### WHAT YOU WILL DO
Below is a listing to transcribe in full and exactly; keep the pictures out.

### DATA PROVIDED

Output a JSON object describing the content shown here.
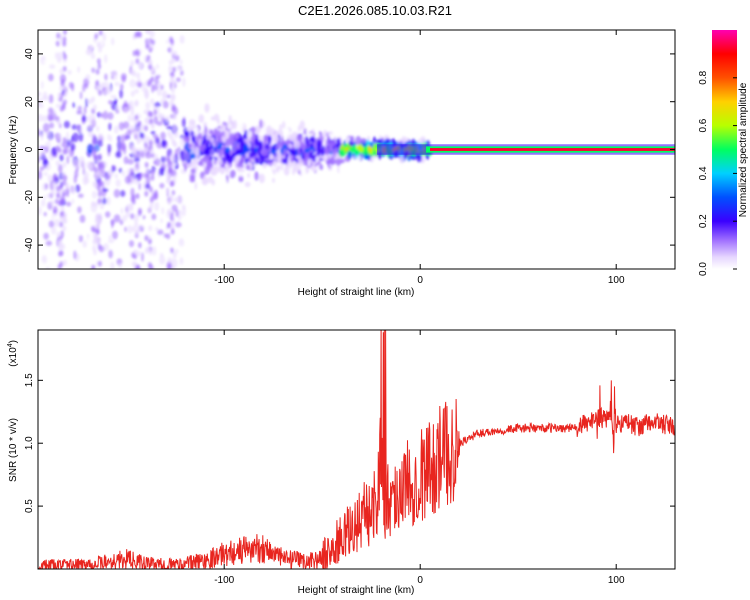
{
  "title": "C2E1.2026.085.10.03.R21",
  "colors": {
    "line": "#e8251f",
    "axes": "#000000",
    "spectrogram_gradient": [
      "#ffffff",
      "#e8d8ff",
      "#a070ff",
      "#3a00ff",
      "#0050ff",
      "#00d0ff",
      "#00ff60",
      "#b8ff00",
      "#ffd000",
      "#ff5000",
      "#ff0000",
      "#ff00b0"
    ]
  },
  "chart_data": [
    {
      "type": "heatmap",
      "title": "",
      "xlabel": "Height of straight line (km)",
      "ylabel": "Frequency (Hz)",
      "xlim": [
        -195,
        130
      ],
      "ylim": [
        -50,
        50
      ],
      "xticks": [
        -100,
        0,
        100
      ],
      "yticks": [
        -40,
        -20,
        0,
        20,
        40
      ],
      "colorbar": {
        "label": "Normalized spectral amplitude",
        "range": [
          0,
          1
        ],
        "ticks": [
          0.0,
          0.2,
          0.4,
          0.6,
          0.8
        ],
        "tick_labels": [
          "0.0",
          "0.2",
          "0.4",
          "0.6",
          "0.8"
        ]
      },
      "description_regions": [
        {
          "x": [
            -195,
            -120
          ],
          "freq_spread": 50,
          "amplitude": 0.25
        },
        {
          "x": [
            -120,
            -40
          ],
          "freq_spread": 15,
          "amplitude": 0.3
        },
        {
          "x": [
            -40,
            5
          ],
          "freq_spread": 4,
          "amplitude": 0.7
        },
        {
          "x": [
            5,
            130
          ],
          "freq_spread": 1.5,
          "amplitude": 1.0
        }
      ]
    },
    {
      "type": "line",
      "title": "",
      "xlabel": "Height of straight line (km)",
      "ylabel": "SNR (10 * v/v)",
      "y_scale_label": "(x10",
      "y_scale_exponent": "4",
      "y_scale_suffix": ")",
      "xlim": [
        -195,
        130
      ],
      "ylim": [
        0,
        1.9
      ],
      "xticks": [
        -100,
        0,
        100
      ],
      "yticks": [
        0.5,
        1.0,
        1.5
      ],
      "ytick_labels": [
        "0.5",
        "1.0",
        "1.5"
      ],
      "series": [
        {
          "x": [
            -195,
            -180,
            -165,
            -150,
            -140,
            -130,
            -120,
            -110,
            -100,
            -90,
            -80,
            -70,
            -60,
            -50,
            -45,
            -40,
            -35,
            -30,
            -25,
            -22,
            -20,
            -18,
            -15,
            -10,
            -5,
            0,
            10,
            20,
            30,
            40,
            50,
            60,
            70,
            80,
            85,
            90,
            95,
            100,
            105,
            110,
            120,
            130
          ],
          "y": [
            0.02,
            0.03,
            0.04,
            0.08,
            0.04,
            0.03,
            0.04,
            0.07,
            0.12,
            0.15,
            0.17,
            0.08,
            0.06,
            0.08,
            0.15,
            0.25,
            0.3,
            0.42,
            0.45,
            0.6,
            0.9,
            0.55,
            0.55,
            0.65,
            0.7,
            0.75,
            0.88,
            1.0,
            1.08,
            1.1,
            1.12,
            1.12,
            1.12,
            1.12,
            1.16,
            1.2,
            1.2,
            1.15,
            1.18,
            1.13,
            1.17,
            1.12
          ]
        }
      ]
    }
  ]
}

### EXPECTED OUTPUT
Output a JSON object describing the content shown here.
{
  "title": "C2E1.2026.085.10.03.R21",
  "colors": {
    "line": "#e8251f",
    "axes": "#000000",
    "spectrogram_gradient": [
      "#ffffff",
      "#e8d8ff",
      "#a070ff",
      "#3a00ff",
      "#0050ff",
      "#00d0ff",
      "#00ff60",
      "#b8ff00",
      "#ffd000",
      "#ff5000",
      "#ff0000",
      "#ff00b0"
    ]
  },
  "chart_data": [
    {
      "type": "heatmap",
      "title": "",
      "xlabel": "Height of straight line (km)",
      "ylabel": "Frequency (Hz)",
      "xlim": [
        -195,
        130
      ],
      "ylim": [
        -50,
        50
      ],
      "xticks": [
        -100,
        0,
        100
      ],
      "yticks": [
        -40,
        -20,
        0,
        20,
        40
      ],
      "colorbar": {
        "label": "Normalized spectral amplitude",
        "range": [
          0,
          1
        ],
        "ticks": [
          0.0,
          0.2,
          0.4,
          0.6,
          0.8
        ],
        "tick_labels": [
          "0.0",
          "0.2",
          "0.4",
          "0.6",
          "0.8"
        ]
      },
      "description_regions": [
        {
          "x": [
            -195,
            -120
          ],
          "freq_spread": 50,
          "amplitude": 0.25
        },
        {
          "x": [
            -120,
            -40
          ],
          "freq_spread": 15,
          "amplitude": 0.3
        },
        {
          "x": [
            -40,
            5
          ],
          "freq_spread": 4,
          "amplitude": 0.7
        },
        {
          "x": [
            5,
            130
          ],
          "freq_spread": 1.5,
          "amplitude": 1.0
        }
      ]
    },
    {
      "type": "line",
      "title": "",
      "xlabel": "Height of straight line (km)",
      "ylabel": "SNR (10 * v/v)",
      "y_scale_label": "(x10",
      "y_scale_exponent": "4",
      "y_scale_suffix": ")",
      "xlim": [
        -195,
        130
      ],
      "ylim": [
        0,
        1.9
      ],
      "xticks": [
        -100,
        0,
        100
      ],
      "yticks": [
        0.5,
        1.0,
        1.5
      ],
      "ytick_labels": [
        "0.5",
        "1.0",
        "1.5"
      ],
      "series": [
        {
          "x": [
            -195,
            -180,
            -165,
            -150,
            -140,
            -130,
            -120,
            -110,
            -100,
            -90,
            -80,
            -70,
            -60,
            -50,
            -45,
            -40,
            -35,
            -30,
            -25,
            -22,
            -20,
            -18,
            -15,
            -10,
            -5,
            0,
            10,
            20,
            30,
            40,
            50,
            60,
            70,
            80,
            85,
            90,
            95,
            100,
            105,
            110,
            120,
            130
          ],
          "y": [
            0.02,
            0.03,
            0.04,
            0.08,
            0.04,
            0.03,
            0.04,
            0.07,
            0.12,
            0.15,
            0.17,
            0.08,
            0.06,
            0.08,
            0.15,
            0.25,
            0.3,
            0.42,
            0.45,
            0.6,
            0.9,
            0.55,
            0.55,
            0.65,
            0.7,
            0.75,
            0.88,
            1.0,
            1.08,
            1.1,
            1.12,
            1.12,
            1.12,
            1.12,
            1.16,
            1.2,
            1.2,
            1.15,
            1.18,
            1.13,
            1.17,
            1.12
          ]
        }
      ]
    }
  ]
}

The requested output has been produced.